**TASK DETAILS:**
Copy out the listing that follows, exact in every word, and skip the images.

**INPUT RECORDS:**
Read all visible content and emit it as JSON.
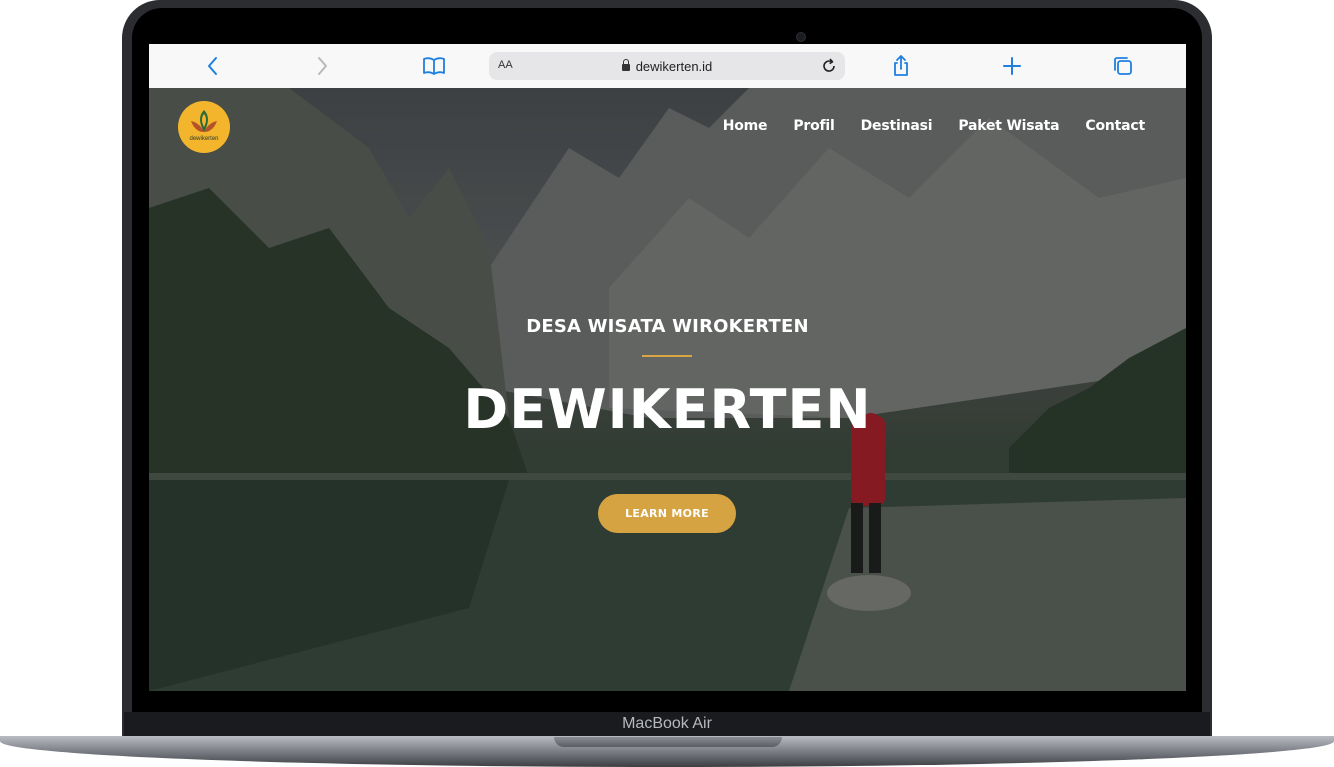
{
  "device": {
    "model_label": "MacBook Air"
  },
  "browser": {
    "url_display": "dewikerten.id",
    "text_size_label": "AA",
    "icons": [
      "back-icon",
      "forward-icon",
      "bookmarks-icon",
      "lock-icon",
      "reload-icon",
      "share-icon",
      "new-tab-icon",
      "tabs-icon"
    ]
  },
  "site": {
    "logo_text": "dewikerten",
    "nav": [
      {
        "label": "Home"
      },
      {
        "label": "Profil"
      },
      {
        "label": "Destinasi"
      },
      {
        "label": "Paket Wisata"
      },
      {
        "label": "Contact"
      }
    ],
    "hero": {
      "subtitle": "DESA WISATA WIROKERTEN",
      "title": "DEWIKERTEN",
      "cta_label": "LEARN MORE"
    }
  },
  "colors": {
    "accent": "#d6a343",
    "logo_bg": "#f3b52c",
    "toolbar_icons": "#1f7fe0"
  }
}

**OUTPUT FOR THIS EXERCISE:**
Read all visible content and emit it as JSON.
{
  "device": {
    "model_label": "MacBook Air"
  },
  "browser": {
    "url_display": "dewikerten.id",
    "text_size_label": "AA",
    "icons": [
      "back-icon",
      "forward-icon",
      "bookmarks-icon",
      "lock-icon",
      "reload-icon",
      "share-icon",
      "new-tab-icon",
      "tabs-icon"
    ]
  },
  "site": {
    "logo_text": "dewikerten",
    "nav": [
      {
        "label": "Home"
      },
      {
        "label": "Profil"
      },
      {
        "label": "Destinasi"
      },
      {
        "label": "Paket Wisata"
      },
      {
        "label": "Contact"
      }
    ],
    "hero": {
      "subtitle": "DESA WISATA WIROKERTEN",
      "title": "DEWIKERTEN",
      "cta_label": "LEARN MORE"
    }
  },
  "colors": {
    "accent": "#d6a343",
    "logo_bg": "#f3b52c",
    "toolbar_icons": "#1f7fe0"
  }
}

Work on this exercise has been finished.